EXERCISE OBJECTIVE: Go through the lines below and copy each one that holds the string "alguien".

DATASET RECORDS:
· · · · ·

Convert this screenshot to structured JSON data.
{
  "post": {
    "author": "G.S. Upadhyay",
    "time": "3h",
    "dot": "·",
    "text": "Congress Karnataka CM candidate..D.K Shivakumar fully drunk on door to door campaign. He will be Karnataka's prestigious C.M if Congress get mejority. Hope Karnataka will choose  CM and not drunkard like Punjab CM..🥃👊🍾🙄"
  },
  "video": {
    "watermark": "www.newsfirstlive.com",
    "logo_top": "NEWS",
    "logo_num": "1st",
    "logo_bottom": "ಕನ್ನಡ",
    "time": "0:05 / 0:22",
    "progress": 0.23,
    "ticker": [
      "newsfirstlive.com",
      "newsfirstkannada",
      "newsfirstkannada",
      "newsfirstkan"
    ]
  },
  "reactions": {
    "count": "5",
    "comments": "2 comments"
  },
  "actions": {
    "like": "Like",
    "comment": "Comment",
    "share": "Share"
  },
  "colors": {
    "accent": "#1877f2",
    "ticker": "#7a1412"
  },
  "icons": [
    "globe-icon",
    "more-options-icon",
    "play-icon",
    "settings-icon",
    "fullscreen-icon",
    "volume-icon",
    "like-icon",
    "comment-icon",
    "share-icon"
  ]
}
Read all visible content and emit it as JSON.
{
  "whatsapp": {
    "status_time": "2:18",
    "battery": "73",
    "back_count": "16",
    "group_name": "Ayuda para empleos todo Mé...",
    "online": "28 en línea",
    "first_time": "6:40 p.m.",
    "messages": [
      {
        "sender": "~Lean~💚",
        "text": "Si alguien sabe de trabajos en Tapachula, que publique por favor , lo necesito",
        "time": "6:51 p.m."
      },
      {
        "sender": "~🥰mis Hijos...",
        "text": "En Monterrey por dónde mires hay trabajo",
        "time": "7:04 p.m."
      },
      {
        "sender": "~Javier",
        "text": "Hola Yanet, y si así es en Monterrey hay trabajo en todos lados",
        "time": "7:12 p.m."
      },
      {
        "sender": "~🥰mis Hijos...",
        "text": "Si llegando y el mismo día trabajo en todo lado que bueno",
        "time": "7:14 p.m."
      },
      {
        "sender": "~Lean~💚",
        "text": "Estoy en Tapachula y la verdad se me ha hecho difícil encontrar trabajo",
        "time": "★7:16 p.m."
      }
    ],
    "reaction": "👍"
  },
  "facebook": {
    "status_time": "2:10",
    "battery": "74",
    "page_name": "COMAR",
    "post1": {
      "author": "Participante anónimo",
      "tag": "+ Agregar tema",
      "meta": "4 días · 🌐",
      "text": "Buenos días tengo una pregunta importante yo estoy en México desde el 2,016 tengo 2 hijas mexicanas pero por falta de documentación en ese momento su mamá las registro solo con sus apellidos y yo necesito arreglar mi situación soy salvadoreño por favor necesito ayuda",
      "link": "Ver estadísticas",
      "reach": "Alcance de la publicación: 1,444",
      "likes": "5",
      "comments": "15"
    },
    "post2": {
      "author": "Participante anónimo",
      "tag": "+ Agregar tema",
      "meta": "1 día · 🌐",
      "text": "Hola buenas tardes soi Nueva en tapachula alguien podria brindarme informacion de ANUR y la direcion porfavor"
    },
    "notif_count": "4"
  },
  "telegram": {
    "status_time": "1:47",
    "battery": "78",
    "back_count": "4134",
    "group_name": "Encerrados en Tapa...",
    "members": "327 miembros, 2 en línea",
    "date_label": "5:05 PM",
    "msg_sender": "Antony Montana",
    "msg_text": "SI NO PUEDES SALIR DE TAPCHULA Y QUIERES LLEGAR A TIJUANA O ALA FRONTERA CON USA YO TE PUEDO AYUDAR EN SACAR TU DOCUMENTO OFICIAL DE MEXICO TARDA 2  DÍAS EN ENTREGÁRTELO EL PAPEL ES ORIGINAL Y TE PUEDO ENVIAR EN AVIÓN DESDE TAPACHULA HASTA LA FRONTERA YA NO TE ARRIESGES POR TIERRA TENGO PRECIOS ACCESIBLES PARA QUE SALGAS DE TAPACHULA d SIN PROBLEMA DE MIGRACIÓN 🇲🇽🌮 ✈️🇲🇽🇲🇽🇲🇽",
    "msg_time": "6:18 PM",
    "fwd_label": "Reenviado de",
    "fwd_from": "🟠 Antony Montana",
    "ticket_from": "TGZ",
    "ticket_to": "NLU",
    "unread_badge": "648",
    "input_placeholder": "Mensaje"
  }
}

· · · · ·

EXERCISE SOLUTION:
        "text": "Si alguien sabe de trabajos en Tapachula, que publique por favor , lo necesito",
      "text": "Hola buenas tardes soi Nueva en tapachula alguien podria brindarme informacion de ANUR y la direcion porfavor"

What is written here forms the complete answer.